- _Exercise objective_
Put every row from the one containing "lamp-icon [881, 297, 961, 377]" down to the one containing "wire-rele-luci-to-lamp [730, 376, 924, 467]", both included, into a Markdown table with the columns Index and Entry. Number the rows in order under Index, put each row's text under Entry, and leave out blank lines.

┌─ Information supplied

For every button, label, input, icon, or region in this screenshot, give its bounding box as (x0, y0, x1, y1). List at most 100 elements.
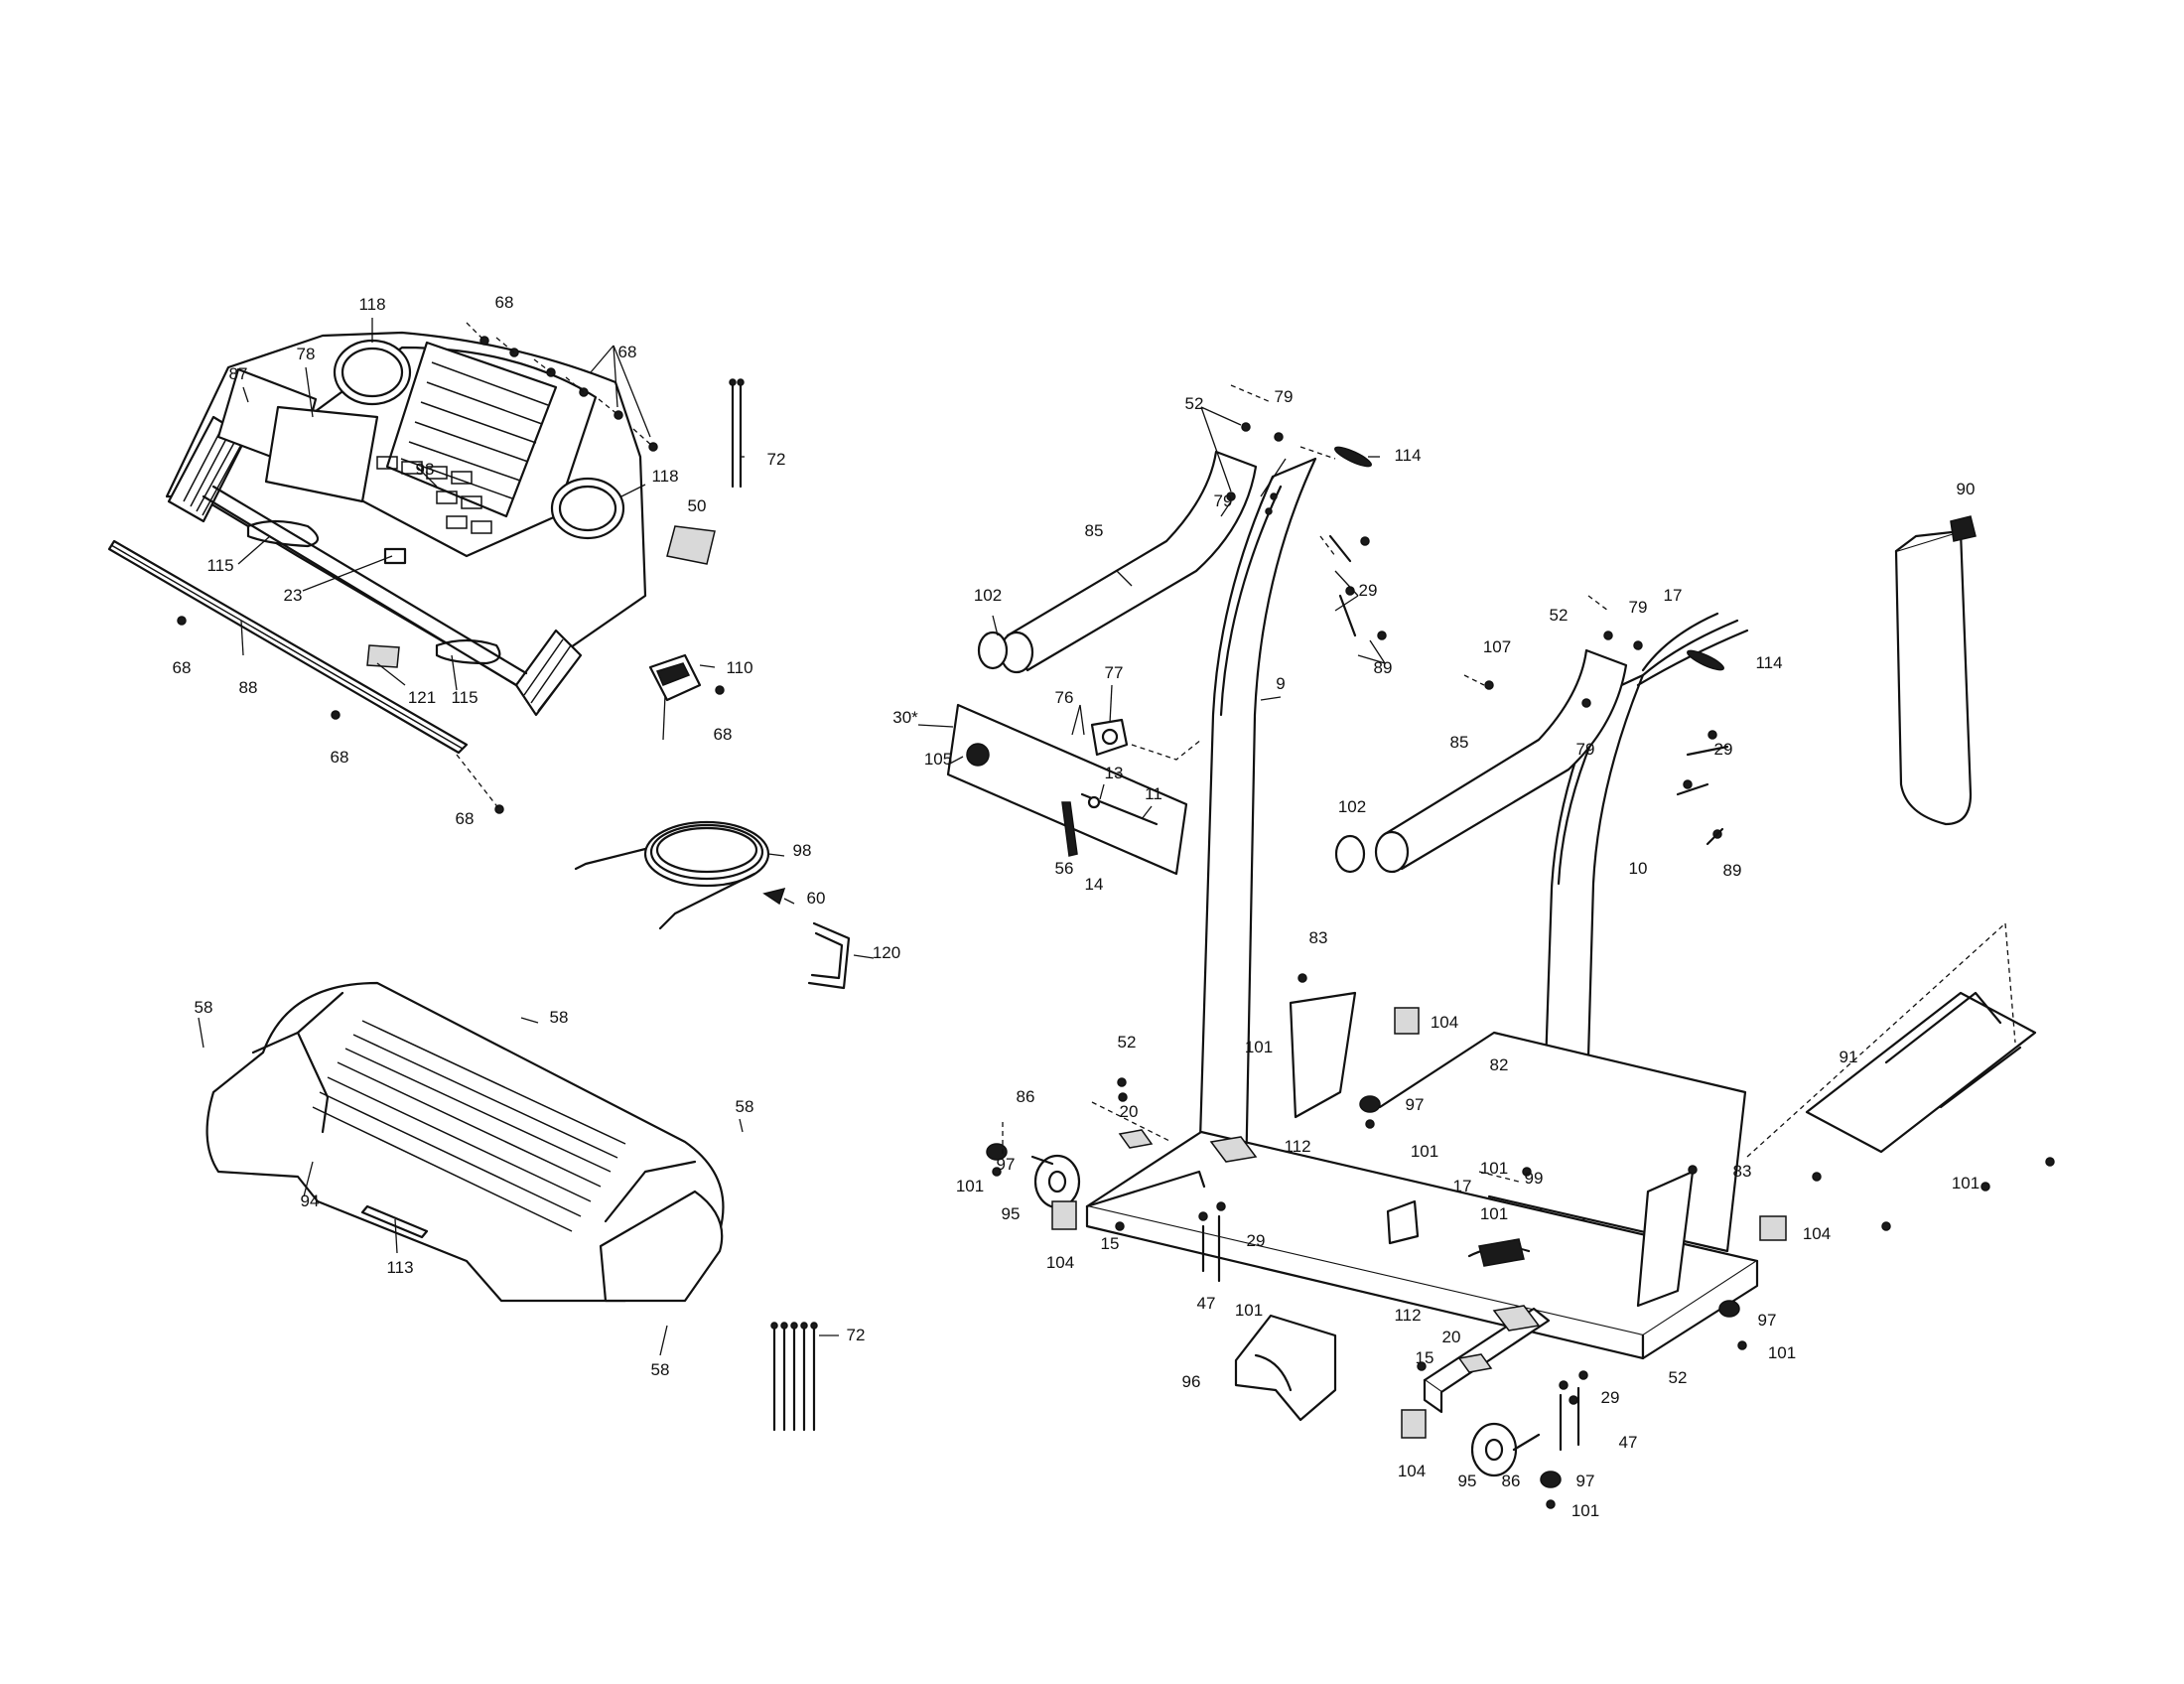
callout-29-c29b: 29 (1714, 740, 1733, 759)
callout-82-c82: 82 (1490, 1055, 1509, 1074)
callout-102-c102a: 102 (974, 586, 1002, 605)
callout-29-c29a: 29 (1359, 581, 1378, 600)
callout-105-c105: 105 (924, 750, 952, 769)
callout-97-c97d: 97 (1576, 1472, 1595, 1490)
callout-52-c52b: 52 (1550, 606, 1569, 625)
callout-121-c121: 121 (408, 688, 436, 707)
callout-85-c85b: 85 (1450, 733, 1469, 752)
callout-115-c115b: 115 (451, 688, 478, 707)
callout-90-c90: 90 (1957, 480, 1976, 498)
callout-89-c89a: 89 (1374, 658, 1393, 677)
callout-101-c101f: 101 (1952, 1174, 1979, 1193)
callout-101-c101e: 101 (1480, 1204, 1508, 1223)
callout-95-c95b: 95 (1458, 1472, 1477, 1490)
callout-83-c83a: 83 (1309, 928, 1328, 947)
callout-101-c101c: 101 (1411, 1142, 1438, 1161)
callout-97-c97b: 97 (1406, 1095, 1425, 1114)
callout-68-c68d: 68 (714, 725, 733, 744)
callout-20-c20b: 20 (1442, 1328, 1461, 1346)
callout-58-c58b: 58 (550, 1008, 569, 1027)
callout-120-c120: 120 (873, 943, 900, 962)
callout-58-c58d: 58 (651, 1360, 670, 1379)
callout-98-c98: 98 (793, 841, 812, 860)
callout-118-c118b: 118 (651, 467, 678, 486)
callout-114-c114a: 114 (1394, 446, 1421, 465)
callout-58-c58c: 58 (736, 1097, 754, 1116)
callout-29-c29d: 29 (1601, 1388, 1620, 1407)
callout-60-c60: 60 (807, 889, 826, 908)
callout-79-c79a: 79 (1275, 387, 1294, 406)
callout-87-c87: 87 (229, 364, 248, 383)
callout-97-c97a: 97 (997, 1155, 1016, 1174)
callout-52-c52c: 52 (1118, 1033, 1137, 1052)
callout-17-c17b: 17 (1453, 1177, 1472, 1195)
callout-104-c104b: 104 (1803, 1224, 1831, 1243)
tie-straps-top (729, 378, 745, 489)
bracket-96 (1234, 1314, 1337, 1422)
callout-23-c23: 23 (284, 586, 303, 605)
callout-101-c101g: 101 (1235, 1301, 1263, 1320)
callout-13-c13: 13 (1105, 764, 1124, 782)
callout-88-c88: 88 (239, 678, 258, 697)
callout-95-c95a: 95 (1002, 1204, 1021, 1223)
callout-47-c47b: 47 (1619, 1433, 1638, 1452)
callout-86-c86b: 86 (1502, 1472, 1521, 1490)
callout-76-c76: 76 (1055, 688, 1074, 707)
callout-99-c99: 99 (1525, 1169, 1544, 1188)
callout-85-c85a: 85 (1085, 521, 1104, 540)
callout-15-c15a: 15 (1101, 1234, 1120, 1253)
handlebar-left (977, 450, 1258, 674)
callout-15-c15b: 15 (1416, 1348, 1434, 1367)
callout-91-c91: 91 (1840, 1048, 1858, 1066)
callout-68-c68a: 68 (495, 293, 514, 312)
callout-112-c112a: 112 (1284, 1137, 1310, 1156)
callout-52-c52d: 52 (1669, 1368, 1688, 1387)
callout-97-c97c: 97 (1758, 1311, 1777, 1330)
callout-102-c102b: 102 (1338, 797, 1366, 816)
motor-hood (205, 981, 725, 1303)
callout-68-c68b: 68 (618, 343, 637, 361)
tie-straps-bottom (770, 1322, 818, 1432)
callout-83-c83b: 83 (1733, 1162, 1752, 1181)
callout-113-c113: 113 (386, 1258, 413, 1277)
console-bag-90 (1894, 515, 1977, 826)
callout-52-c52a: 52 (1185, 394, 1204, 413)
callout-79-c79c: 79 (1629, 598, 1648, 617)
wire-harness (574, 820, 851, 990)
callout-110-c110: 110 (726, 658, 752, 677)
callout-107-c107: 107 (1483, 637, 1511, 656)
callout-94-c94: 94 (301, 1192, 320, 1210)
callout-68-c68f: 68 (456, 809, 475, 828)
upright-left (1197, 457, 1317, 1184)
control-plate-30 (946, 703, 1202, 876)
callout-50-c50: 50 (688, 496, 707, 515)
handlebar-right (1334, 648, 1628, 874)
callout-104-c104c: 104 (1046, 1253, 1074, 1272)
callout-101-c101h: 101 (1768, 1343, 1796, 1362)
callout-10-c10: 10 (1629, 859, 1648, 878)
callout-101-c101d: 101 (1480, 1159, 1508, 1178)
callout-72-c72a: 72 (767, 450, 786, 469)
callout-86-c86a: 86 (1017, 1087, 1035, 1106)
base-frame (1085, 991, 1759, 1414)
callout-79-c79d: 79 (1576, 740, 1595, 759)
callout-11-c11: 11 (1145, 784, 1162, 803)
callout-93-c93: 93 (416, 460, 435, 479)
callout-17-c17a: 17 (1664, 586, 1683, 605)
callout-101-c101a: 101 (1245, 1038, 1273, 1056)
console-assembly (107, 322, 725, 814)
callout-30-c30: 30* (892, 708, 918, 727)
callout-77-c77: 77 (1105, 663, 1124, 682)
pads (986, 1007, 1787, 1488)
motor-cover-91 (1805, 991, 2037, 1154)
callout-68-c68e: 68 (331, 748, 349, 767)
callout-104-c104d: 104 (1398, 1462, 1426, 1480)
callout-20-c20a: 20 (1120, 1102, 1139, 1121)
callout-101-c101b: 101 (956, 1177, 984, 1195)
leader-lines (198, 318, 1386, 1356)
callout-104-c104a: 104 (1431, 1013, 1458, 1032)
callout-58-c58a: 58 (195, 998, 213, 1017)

└─
┌─ Information supplied

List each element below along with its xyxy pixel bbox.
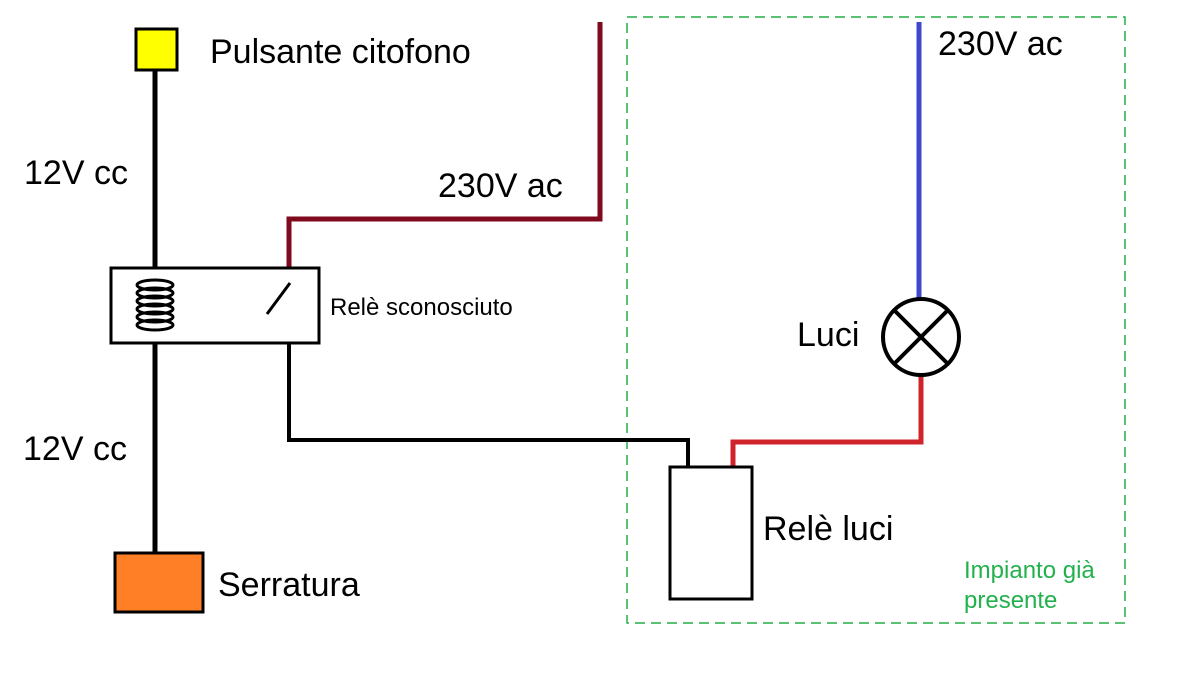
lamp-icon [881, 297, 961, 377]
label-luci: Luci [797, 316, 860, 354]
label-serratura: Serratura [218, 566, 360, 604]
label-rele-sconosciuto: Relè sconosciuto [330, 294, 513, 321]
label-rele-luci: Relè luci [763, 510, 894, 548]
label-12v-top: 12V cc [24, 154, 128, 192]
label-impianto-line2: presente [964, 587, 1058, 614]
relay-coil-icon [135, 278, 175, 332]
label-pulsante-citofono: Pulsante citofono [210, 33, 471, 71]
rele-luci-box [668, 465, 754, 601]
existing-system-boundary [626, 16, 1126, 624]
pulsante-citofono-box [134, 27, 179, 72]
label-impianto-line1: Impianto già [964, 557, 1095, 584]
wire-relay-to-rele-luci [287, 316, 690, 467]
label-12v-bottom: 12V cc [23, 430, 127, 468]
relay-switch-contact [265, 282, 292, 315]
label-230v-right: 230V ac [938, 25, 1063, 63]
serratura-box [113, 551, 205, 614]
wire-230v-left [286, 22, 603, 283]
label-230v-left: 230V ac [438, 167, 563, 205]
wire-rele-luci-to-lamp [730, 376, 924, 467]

└─
┌─ Information supplied

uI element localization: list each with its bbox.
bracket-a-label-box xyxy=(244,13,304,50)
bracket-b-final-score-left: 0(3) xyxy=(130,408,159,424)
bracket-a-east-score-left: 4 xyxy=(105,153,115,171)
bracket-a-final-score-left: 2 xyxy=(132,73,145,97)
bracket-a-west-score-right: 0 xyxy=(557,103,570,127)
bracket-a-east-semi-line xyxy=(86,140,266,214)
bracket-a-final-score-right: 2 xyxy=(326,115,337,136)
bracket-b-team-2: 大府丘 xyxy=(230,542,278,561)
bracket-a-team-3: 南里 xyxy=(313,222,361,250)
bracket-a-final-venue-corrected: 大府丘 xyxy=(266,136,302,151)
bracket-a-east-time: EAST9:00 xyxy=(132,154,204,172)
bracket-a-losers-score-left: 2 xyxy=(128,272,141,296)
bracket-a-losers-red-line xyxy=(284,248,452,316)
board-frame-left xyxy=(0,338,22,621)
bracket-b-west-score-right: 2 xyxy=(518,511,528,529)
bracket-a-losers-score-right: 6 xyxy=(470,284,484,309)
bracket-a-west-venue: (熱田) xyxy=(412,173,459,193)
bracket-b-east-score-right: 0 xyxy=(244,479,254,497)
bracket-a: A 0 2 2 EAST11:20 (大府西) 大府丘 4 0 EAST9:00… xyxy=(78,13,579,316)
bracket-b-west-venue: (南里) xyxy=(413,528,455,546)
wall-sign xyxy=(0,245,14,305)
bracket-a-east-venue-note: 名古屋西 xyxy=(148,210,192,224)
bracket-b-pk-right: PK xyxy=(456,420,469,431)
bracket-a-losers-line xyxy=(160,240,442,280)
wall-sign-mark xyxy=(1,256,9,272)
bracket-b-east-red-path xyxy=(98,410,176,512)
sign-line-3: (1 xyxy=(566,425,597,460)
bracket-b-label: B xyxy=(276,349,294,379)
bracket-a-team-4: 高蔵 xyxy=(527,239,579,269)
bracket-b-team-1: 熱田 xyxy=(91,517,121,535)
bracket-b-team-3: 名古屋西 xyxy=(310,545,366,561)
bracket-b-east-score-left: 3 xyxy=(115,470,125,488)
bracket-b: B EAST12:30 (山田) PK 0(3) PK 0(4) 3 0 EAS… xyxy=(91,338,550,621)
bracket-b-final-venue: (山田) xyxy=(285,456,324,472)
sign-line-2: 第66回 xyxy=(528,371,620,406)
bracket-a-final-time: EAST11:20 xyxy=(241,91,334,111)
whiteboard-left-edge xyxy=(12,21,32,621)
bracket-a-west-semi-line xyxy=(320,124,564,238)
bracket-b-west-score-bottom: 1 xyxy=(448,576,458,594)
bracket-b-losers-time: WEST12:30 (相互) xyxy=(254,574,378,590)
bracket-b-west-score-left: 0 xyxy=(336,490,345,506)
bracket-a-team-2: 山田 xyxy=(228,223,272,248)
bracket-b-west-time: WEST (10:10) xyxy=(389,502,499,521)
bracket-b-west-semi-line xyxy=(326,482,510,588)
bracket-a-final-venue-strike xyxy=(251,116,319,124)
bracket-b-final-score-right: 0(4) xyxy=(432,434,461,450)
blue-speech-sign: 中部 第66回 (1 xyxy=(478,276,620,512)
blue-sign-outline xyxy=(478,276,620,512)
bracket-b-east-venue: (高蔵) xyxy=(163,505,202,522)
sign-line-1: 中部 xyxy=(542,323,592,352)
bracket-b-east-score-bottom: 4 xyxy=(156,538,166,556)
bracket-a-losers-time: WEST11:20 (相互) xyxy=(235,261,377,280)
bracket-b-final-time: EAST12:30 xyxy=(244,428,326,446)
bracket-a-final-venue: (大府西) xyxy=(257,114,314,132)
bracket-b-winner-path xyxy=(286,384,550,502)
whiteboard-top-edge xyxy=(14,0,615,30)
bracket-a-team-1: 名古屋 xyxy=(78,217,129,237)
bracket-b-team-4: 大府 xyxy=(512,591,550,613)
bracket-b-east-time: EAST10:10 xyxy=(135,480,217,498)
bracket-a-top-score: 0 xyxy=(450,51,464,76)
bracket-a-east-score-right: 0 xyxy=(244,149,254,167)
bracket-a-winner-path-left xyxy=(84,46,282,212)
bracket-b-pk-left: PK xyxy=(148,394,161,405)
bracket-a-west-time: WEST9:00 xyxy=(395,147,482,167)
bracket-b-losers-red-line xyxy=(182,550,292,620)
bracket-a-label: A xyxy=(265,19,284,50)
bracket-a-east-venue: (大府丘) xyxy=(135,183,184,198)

└─

- _Written solution_
| Index | Entry |
|---|---|
| 1 | lamp-icon [881, 297, 961, 377] |
| 2 | label-luci: Luci [797, 316, 860, 354] |
| 3 | label-serratura: Serratura [218, 566, 360, 604] |
| 4 | label-rele-sconosciuto: Relè sconosciuto [330, 294, 513, 321] |
| 5 | label-rele-luci: Relè luci [763, 510, 894, 548] |
| 6 | label-12v-top: 12V cc [24, 154, 128, 192] |
| 7 | label-impianto-line2: presente [964, 587, 1058, 614] |
| 8 | relay-coil-icon [135, 278, 175, 332] |
| 9 | label-pulsante-citofono: Pulsante citofono [210, 33, 471, 71] |
| 10 | rele-luci-box [668, 465, 754, 601] |
| 11 | existing-system-boundary [626, 16, 1126, 624] |
| 12 | pulsante-citofono-box [134, 27, 179, 72] |
| 13 | label-impianto-line1: Impianto già [964, 557, 1095, 584] |
| 14 | wire-relay-to-rele-luci [287, 316, 690, 467] |
| 15 | label-12v-bottom: 12V cc [23, 430, 127, 468] |
| 16 | relay-switch-contact [265, 282, 292, 315] |
| 17 | label-230v-right: 230V ac [938, 25, 1063, 63] |
| 18 | serratura-box [113, 551, 205, 614] |
| 19 | wire-230v-left [286, 22, 603, 283] |
| 20 | label-230v-left: 230V ac [438, 167, 563, 205] |
| 21 | wire-rele-luci-to-lamp [730, 376, 924, 467] |